- [Data for this task]:
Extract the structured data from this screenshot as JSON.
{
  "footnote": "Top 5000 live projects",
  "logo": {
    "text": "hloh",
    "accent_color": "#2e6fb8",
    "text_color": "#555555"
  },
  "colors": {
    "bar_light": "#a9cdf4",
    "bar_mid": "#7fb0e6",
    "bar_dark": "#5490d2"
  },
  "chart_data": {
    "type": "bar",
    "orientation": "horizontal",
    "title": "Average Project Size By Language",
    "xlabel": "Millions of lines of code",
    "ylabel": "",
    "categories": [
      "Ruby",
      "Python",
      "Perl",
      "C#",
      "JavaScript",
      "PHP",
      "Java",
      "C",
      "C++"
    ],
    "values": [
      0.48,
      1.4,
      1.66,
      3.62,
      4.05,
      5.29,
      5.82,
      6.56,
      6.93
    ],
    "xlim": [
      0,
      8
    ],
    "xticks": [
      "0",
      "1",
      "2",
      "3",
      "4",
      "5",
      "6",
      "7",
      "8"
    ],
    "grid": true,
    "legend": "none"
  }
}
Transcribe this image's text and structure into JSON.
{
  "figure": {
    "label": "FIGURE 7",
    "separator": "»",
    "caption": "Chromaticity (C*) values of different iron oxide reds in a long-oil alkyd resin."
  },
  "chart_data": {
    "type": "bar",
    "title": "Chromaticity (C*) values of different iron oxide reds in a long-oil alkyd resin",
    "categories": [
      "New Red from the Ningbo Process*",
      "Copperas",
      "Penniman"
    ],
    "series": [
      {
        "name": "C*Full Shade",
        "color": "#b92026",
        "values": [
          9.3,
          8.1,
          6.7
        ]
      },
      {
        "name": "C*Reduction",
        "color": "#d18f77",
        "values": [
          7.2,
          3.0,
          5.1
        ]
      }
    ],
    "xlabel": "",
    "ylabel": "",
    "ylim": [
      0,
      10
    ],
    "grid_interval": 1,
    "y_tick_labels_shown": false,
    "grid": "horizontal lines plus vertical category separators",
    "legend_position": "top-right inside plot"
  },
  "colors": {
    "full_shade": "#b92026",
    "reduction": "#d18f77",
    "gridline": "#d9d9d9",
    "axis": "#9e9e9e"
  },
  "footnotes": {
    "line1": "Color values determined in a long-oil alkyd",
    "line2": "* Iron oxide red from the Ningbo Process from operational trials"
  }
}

- [Aim]: Please set down each line of the records exactly as given.

- [Solved problem]:
Extract the structured data from this screenshot as JSON.
{
  "footnote": "Top 5000 live projects",
  "logo": {
    "text": "hloh",
    "accent_color": "#2e6fb8",
    "text_color": "#555555"
  },
  "colors": {
    "bar_light": "#a9cdf4",
    "bar_mid": "#7fb0e6",
    "bar_dark": "#5490d2"
  },
  "chart_data": {
    "type": "bar",
    "orientation": "horizontal",
    "title": "Average Project Size By Language",
    "xlabel": "Millions of lines of code",
    "ylabel": "",
    "categories": [
      "Ruby",
      "Python",
      "Perl",
      "C#",
      "JavaScript",
      "PHP",
      "Java",
      "C",
      "C++"
    ],
    "values": [
      0.48,
      1.4,
      1.66,
      3.62,
      4.05,
      5.29,
      5.82,
      6.56,
      6.93
    ],
    "xlim": [
      0,
      8
    ],
    "xticks": [
      "0",
      "1",
      "2",
      "3",
      "4",
      "5",
      "6",
      "7",
      "8"
    ],
    "grid": true,
    "legend": "none"
  }
}
Transcribe this image's text and structure into JSON.
{
  "figure": {
    "label": "FIGURE 7",
    "separator": "»",
    "caption": "Chromaticity (C*) values of different iron oxide reds in a long-oil alkyd resin."
  },
  "chart_data": {
    "type": "bar",
    "title": "Chromaticity (C*) values of different iron oxide reds in a long-oil alkyd resin",
    "categories": [
      "New Red from the Ningbo Process*",
      "Copperas",
      "Penniman"
    ],
    "series": [
      {
        "name": "C*Full Shade",
        "color": "#b92026",
        "values": [
          9.3,
          8.1,
          6.7
        ]
      },
      {
        "name": "C*Reduction",
        "color": "#d18f77",
        "values": [
          7.2,
          3.0,
          5.1
        ]
      }
    ],
    "xlabel": "",
    "ylabel": "",
    "ylim": [
      0,
      10
    ],
    "grid_interval": 1,
    "y_tick_labels_shown": false,
    "grid": "horizontal lines plus vertical category separators",
    "legend_position": "top-right inside plot"
  },
  "colors": {
    "full_shade": "#b92026",
    "reduction": "#d18f77",
    "gridline": "#d9d9d9",
    "axis": "#9e9e9e"
  },
  "footnotes": {
    "line1": "Color values determined in a long-oil alkyd",
    "line2": "* Iron oxide red from the Ningbo Process from operational trials"
  }
}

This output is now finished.